In the up- and down-conversion example, what sample rate does the sine wave generator use?

# Reading text:
════════

Create a sine wave generator to obtain the 1 KHz sinusoidal signal with a sample rate of 6 KHz.

Fs = 6e3; % Sample rate
sine = dsp.SineWave(Frequency=1000,...
    SampleRate=Fs,...
    SamplesPerFrame=1024);
x = sine(); % generate signal

Create a DigitalUpConverter object. Use minimum order filter designs and set passband ripple to 0.2 dB and the stopband attenuation to 55 dB. Set the double sided signal bandwidth to 2 KHz.

upConv = dsp.DigitalUpConverter(... 
 InterpolationFactor=20,...
 SampleRate=Fs,...
 Bandwidth=2e3,...
 StopbandAttenuation=55,...
 PassbandRipple=0.2,...
 CenterFrequency=50e3);

Create a DigitalDownConverter object. Use minimum order filter designs and set the passband ripple to 0.2 dB and the stopband attenuation to 55 dB.

dwnConv = dsp.DigitalDownConverter(...
  DecimationFactor=20,...
  SampleRate=Fs*20,...
  Bandwidth=3e3,...
  StopbandAttenuation=55,...
  PassbandRipple=0.2,...
  CenterFrequency=50e3);

Create a spectrum estimator to visualize the signal spectrum before up converting, after up converting, and after down converting.

window = hamming(floor(length(x)/10));
figure; pwelch(x,window,[],[],Fs,'centered')
title('Spectrum of baseband signal x')

Figure contains an axes object. The axes object with title Spectrum of baseband signal x, xlabel Frequency (kHz), ylabel Power/frequency (dB/Hz) contains an object of type line.

Up convert the signal and visualize the spectrum

xUp = upConv(x); % up convert
window = hamming(floor(length(xUp)/10));
figure; pwelch(xUp,window,[],[],20*Fs,'centered');
title('Spectrum of up converted signal xUp')

Figure contains an axes object. The axes object with title Spectrum of up converted signal xUp, xlabel Frequency (kHz), ylabel Power/frequency (dB/Hz) contains an object of type line.

Down convert the signal and visualize the spectrum

xDown = dwnConv(xUp); % down convert
window = hamming(floor(length(xDown)/10));
figure; pwelch(xDown,window,[],[],Fs,'centered')

════════

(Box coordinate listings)
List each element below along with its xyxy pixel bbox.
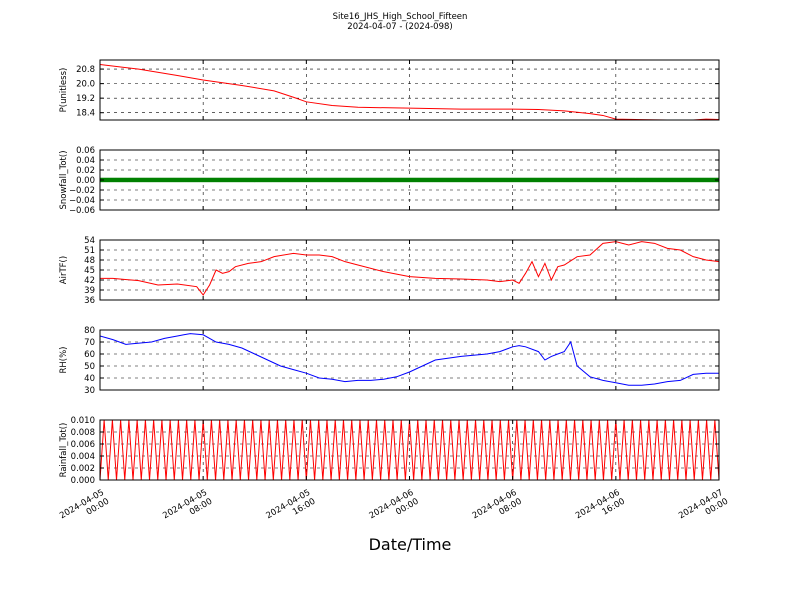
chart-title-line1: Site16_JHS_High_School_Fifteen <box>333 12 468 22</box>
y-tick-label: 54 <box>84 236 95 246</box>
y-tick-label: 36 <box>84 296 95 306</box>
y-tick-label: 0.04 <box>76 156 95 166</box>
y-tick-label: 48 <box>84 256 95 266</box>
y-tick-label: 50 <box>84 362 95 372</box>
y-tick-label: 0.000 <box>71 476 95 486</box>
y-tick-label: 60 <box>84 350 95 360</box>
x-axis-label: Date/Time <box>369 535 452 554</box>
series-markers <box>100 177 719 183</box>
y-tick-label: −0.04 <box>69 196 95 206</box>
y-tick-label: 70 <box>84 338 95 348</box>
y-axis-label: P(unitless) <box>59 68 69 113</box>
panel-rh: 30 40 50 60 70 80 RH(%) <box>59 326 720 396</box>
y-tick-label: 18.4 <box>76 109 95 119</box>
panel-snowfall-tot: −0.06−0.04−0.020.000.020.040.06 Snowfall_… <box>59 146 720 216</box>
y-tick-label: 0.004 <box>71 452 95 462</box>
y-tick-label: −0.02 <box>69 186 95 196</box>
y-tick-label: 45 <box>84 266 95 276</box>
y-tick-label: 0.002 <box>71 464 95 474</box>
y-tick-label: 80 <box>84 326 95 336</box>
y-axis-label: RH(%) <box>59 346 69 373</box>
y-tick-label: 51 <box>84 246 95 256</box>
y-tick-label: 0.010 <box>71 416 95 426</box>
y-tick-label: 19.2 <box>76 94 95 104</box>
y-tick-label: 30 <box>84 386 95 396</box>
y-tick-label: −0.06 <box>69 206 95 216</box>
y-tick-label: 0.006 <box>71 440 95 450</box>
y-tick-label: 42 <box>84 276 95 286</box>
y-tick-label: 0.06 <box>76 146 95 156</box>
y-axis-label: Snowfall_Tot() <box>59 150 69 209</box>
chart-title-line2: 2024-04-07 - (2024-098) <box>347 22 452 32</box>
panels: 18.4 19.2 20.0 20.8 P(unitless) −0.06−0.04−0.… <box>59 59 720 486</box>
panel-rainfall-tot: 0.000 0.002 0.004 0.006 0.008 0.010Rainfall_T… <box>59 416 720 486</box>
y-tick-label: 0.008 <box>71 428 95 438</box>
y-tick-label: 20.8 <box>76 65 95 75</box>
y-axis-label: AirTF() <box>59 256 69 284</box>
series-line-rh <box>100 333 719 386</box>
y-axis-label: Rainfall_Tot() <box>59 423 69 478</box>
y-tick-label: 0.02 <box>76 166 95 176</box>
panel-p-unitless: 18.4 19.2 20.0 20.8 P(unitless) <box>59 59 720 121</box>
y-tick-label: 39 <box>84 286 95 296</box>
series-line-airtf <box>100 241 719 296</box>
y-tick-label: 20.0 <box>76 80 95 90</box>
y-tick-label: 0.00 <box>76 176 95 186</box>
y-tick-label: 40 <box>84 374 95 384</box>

════════

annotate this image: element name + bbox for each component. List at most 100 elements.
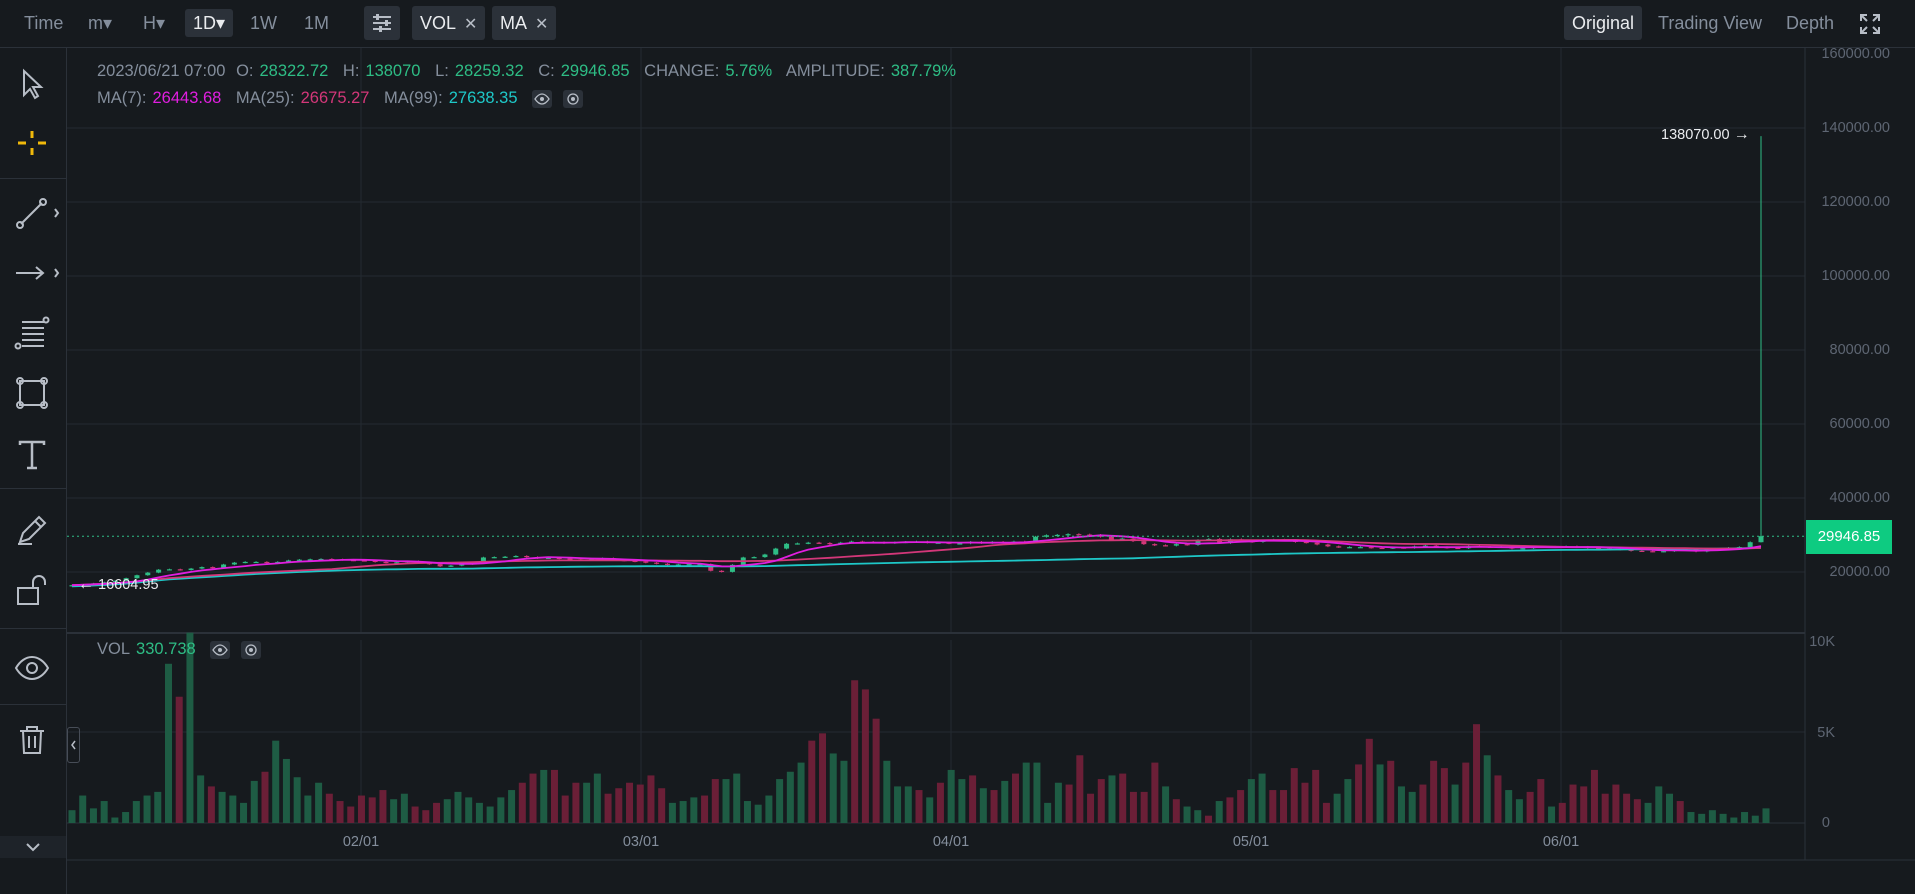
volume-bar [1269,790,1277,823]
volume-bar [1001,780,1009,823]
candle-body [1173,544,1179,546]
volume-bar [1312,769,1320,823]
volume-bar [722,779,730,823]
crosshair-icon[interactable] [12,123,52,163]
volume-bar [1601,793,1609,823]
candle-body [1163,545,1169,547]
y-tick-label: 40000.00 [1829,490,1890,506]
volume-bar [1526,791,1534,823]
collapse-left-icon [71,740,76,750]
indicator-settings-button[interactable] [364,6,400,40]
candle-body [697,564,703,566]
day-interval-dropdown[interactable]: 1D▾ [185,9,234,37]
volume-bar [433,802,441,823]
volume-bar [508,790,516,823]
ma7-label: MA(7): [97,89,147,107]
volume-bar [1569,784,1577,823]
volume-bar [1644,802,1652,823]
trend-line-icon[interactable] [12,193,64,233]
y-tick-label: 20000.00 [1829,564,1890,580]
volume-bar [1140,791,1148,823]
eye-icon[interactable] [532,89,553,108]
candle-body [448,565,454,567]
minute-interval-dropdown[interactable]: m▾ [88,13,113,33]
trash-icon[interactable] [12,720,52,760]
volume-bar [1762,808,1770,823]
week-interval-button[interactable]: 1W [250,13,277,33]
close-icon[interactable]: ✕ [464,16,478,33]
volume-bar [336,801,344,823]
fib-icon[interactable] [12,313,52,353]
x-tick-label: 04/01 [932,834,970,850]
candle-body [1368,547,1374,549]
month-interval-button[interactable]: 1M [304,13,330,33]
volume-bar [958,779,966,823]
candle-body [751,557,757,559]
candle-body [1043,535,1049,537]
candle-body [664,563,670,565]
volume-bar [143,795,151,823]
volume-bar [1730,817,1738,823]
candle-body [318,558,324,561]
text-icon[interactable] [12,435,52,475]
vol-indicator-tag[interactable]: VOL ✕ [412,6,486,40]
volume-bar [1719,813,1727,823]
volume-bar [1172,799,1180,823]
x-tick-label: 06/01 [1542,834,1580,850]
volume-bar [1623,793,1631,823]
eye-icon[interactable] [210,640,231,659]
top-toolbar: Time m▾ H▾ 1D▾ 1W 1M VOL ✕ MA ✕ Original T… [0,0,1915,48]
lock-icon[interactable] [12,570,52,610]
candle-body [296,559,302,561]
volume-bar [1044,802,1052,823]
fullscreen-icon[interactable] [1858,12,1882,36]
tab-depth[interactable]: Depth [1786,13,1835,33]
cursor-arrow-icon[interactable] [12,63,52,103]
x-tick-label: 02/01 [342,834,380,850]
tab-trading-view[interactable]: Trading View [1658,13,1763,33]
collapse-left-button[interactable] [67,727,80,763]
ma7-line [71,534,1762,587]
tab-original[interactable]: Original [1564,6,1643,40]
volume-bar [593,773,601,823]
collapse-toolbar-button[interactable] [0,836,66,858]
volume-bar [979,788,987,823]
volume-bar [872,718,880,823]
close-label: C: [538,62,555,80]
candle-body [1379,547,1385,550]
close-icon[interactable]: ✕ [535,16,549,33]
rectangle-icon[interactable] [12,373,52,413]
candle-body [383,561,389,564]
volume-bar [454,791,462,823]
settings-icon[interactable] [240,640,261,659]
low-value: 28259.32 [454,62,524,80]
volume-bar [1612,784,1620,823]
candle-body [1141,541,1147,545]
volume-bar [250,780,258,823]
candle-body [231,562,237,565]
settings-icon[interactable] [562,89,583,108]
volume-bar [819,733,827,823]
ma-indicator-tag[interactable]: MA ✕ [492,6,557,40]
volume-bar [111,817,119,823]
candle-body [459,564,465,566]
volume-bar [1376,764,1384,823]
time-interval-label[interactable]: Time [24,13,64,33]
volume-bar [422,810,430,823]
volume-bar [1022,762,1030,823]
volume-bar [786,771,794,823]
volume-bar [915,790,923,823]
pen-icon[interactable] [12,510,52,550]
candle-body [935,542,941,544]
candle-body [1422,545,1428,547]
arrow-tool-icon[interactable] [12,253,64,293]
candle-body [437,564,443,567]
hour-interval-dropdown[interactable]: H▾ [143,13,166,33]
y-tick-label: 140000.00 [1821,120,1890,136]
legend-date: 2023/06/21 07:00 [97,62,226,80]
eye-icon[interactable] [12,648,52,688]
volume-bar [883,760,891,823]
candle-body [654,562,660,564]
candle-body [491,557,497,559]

════════

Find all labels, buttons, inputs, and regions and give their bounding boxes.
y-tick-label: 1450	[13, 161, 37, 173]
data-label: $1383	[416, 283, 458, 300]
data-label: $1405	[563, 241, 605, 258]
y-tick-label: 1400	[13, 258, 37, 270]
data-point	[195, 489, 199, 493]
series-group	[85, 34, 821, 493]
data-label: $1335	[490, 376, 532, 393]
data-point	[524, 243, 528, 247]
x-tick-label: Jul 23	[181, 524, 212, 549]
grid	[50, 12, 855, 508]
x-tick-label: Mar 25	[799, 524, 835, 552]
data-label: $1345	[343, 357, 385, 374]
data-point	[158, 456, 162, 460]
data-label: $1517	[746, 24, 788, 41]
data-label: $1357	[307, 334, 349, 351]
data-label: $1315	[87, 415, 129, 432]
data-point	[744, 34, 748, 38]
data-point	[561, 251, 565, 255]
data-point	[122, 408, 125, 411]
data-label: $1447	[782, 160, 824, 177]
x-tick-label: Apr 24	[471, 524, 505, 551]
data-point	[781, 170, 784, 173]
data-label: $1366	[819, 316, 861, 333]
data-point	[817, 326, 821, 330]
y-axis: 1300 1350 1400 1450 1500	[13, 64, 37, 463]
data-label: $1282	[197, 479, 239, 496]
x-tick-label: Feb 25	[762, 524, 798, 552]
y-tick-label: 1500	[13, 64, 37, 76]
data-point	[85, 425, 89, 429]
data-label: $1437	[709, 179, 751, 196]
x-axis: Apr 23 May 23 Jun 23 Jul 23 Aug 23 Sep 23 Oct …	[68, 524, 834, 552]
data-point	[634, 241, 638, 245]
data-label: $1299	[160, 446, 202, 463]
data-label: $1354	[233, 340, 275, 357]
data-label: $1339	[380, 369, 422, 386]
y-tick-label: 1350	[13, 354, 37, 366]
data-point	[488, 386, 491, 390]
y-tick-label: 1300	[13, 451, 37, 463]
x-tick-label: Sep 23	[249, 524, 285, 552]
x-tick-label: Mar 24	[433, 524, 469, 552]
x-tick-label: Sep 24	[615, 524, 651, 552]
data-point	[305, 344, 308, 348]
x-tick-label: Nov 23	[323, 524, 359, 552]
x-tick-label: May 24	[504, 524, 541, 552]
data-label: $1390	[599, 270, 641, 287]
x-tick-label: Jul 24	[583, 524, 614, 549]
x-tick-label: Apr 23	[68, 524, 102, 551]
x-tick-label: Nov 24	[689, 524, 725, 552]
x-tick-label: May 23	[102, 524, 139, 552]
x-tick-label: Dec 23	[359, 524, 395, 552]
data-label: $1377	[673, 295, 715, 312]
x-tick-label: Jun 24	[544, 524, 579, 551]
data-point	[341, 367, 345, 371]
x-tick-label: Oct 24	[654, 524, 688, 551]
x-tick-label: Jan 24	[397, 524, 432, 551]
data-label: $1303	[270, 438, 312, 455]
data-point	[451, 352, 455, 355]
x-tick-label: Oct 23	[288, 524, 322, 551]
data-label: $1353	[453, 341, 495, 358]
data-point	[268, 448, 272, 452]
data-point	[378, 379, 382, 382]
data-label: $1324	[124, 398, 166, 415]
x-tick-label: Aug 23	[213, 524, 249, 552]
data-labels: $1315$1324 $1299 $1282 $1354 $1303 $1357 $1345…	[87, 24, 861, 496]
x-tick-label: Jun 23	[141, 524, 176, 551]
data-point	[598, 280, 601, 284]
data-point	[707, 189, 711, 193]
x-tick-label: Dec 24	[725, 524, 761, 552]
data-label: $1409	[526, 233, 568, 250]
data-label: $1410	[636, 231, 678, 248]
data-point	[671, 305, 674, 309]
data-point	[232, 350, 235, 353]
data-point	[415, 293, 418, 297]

════════

# Written answer:
6 kHz